Work instructions
Please copy the thread about rewriting code word for word, from "[-] brygphilomena@lemmy.dbzer0.com 20" up to and including "of shitty code.".

Top of Given passage

Just because that system was replaced doesn't mean that it wasn't maintainable, wasn't readable, or easy to understand. It just wasn't compatible with the growing needs of the application.

[-] brygphilomena@lemmy.dbzer0.com 20 points 20 hours ago

I disagree. Rewriting is a core component of maintaining a code base. It's the evolution of code. Not rewriting and hooking in some janky way is much worse. No one can see all the possible needs of code the first time they write it. Or even the tenth. Updating the code by rewriting sections is the healthier way to use everything you learned since the first time you wrote it to keep it clean and improve it.

[-] pinball_wizard@lemmy.zip 2 points 8 hours ago* (last edited 8 hours ago)

Exactly. Elegant code requires domain expertise, which no one has on during the first attempt.

Strident attempts at elegance during the first domain-expertise-free try tend to just result in different kinds of shitty code.

Of course, experienced programmers can obviously achieve lower shittiness, from day one.

But truly elegant code requires exploring the domain, and learning what works there.

Shitty or barely-good-enough code often walks so that elegant code can someday replace it.

[-] Tja@programming.dev -1 points 19 hours ago

Well, if rewriting is maintaining, everybody can write maintenable code.

Did it become a mess? Rewrite time!

For me the art is writing it so you don't need to rewrite and you don't need a janky temporary permanent workaround if requirements change. Clean interfaces, SOLID, plug-ins, etc. Can't do it myself, but the legendary 10x devs usually do.

[-] red_tomato@lemmy.world 14 points 18 hours ago

The most maintainable code is built to be replaced with minimal impact.

How much of the program will must be replaced if you remove one module? If you need to replace the entire program, then your program is not maintainable. Too much is heavily dependent on this module.

Bottom of Given passage
Top of Excerpted data

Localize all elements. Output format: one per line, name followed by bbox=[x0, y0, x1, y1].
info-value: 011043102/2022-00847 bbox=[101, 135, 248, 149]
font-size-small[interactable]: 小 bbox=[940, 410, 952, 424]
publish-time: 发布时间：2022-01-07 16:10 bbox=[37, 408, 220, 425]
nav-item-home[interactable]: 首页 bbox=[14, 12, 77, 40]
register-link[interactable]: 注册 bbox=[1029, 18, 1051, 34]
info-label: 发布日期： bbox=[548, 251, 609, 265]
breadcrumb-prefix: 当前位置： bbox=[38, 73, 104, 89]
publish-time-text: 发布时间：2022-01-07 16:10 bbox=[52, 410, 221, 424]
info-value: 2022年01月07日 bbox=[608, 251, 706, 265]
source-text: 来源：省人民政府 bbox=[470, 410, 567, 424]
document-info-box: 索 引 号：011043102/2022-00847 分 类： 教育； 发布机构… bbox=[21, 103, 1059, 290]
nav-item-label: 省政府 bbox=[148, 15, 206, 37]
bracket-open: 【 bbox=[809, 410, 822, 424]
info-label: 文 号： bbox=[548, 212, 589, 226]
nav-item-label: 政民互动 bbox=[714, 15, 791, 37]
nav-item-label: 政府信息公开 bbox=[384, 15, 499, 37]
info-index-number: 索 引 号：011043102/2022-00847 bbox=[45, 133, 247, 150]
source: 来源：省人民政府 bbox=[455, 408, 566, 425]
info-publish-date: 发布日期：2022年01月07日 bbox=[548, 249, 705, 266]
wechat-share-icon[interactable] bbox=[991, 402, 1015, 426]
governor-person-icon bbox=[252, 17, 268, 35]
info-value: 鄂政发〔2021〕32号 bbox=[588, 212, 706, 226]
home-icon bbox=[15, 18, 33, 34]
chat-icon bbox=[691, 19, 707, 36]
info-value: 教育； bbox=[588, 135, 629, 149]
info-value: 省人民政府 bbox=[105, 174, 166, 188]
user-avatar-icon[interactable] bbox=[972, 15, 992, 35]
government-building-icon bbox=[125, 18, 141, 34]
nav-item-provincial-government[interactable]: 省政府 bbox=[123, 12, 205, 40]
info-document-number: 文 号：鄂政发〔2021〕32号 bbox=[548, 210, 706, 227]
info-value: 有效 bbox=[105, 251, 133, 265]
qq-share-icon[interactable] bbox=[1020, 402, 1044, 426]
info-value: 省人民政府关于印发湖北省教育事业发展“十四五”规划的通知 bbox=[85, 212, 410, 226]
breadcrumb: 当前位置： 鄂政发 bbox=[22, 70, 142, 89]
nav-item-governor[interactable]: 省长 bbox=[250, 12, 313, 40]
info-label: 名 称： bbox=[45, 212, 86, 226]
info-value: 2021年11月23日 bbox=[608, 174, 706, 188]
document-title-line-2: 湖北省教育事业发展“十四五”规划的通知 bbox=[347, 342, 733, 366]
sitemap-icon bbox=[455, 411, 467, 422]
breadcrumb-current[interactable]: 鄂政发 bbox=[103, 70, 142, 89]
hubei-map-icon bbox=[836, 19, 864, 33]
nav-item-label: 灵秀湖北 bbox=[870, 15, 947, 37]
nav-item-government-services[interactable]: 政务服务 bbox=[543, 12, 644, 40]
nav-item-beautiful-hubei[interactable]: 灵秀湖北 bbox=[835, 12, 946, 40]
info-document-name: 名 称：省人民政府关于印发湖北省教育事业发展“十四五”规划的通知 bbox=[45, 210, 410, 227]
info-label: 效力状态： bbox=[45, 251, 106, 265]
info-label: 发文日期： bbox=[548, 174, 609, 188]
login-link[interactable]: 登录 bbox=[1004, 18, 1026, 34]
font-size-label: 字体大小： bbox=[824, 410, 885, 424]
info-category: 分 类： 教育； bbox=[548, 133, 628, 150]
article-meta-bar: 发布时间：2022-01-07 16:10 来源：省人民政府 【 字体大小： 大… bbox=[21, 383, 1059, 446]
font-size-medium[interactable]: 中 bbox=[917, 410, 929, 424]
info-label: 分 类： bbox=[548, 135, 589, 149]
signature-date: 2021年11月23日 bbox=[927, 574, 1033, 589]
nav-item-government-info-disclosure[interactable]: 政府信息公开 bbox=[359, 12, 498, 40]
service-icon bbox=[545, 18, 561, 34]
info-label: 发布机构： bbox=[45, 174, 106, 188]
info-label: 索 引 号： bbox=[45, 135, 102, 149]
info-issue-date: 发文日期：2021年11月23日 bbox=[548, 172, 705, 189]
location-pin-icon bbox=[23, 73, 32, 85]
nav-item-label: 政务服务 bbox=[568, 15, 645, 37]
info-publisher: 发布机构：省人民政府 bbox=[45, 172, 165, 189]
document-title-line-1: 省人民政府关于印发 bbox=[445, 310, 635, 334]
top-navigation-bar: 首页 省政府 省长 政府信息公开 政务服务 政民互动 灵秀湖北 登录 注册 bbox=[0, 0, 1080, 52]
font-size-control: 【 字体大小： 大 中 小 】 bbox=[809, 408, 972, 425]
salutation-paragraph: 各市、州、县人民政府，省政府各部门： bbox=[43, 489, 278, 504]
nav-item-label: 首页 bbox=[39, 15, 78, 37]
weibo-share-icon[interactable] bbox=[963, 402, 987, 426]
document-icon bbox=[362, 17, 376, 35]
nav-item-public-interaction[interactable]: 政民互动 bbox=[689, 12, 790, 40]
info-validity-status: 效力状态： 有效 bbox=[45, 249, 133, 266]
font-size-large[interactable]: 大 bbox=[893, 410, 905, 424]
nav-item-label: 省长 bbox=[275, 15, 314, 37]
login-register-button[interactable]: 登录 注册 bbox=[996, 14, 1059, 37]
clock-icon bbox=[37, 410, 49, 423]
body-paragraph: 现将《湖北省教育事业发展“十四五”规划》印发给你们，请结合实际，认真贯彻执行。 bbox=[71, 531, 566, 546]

Bottom of Excerpted data

Output of the task
[-] brygphilomena@lemmy.dbzer0.com 20 points 20 hours ago

I disagree. Rewriting is a core component of maintaining a code base. It's the evolution of code. Not rewriting and hooking in some janky way is much worse. No one can see all the possible needs of code the first time they write it. Or even the tenth. Updating the code by rewriting sections is the healthier way to use everything you learned since the first time you wrote it to keep it clean and improve it.

[-] pinball_wizard@lemmy.zip 2 points 8 hours ago* (last edited 8 hours ago)

Exactly. Elegant code requires domain expertise, which no one has on during the first attempt.

Strident attempts at elegance during the first domain-expertise-free try tend to just result in different kinds of shitty code.